## [Records]
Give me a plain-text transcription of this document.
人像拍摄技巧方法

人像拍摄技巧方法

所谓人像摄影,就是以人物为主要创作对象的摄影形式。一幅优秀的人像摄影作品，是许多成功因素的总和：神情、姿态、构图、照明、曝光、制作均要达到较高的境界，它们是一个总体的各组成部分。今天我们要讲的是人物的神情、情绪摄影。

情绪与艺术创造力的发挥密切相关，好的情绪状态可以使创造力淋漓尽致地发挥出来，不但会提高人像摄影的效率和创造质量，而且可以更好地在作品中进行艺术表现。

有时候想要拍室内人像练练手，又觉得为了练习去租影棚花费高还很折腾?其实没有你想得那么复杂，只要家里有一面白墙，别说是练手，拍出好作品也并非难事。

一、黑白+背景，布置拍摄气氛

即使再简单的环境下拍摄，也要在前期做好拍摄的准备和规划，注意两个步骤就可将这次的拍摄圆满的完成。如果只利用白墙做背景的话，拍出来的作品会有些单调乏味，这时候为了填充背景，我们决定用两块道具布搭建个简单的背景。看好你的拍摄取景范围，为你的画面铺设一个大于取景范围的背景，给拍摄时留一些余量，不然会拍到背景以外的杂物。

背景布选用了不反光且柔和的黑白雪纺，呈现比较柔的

## [OBJECTIVE]
Extract each line of the listing above, copying it word for word.

## [RESPONSE TO THIS TASK]
Give me a plain-text transcription of this document.
人像拍摄技巧方法

人像拍摄技巧方法

所谓人像摄影,就是以人物为主要创作对象的摄影形式。一幅优秀的人像摄影作品，是许多成功因素的总和：神情、姿态、构图、照明、曝光、制作均要达到较高的境界，它们是一个总体的各组成部分。今天我们要讲的是人物的神情、情绪摄影。

情绪与艺术创造力的发挥密切相关，好的情绪状态可以使创造力淋漓尽致地发挥出来，不但会提高人像摄影的效率和创造质量，而且可以更好地在作品中进行艺术表现。

有时候想要拍室内人像练练手，又觉得为了练习去租影棚花费高还很折腾?其实没有你想得那么复杂，只要家里有一面白墙，别说是练手，拍出好作品也并非难事。

一、黑白+背景，布置拍摄气氛

即使再简单的环境下拍摄，也要在前期做好拍摄的准备和规划，注意两个步骤就可将这次的拍摄圆满的完成。如果只利用白墙做背景的话，拍出来的作品会有些单调乏味，这时候为了填充背景，我们决定用两块道具布搭建个简单的背景。看好你的拍摄取景范围，为你的画面铺设一个大于取景范围的背景，给拍摄时留一些余量，不然会拍到背景以外的杂物。

背景布选用了不反光且柔和的黑白雪纺，呈现比较柔的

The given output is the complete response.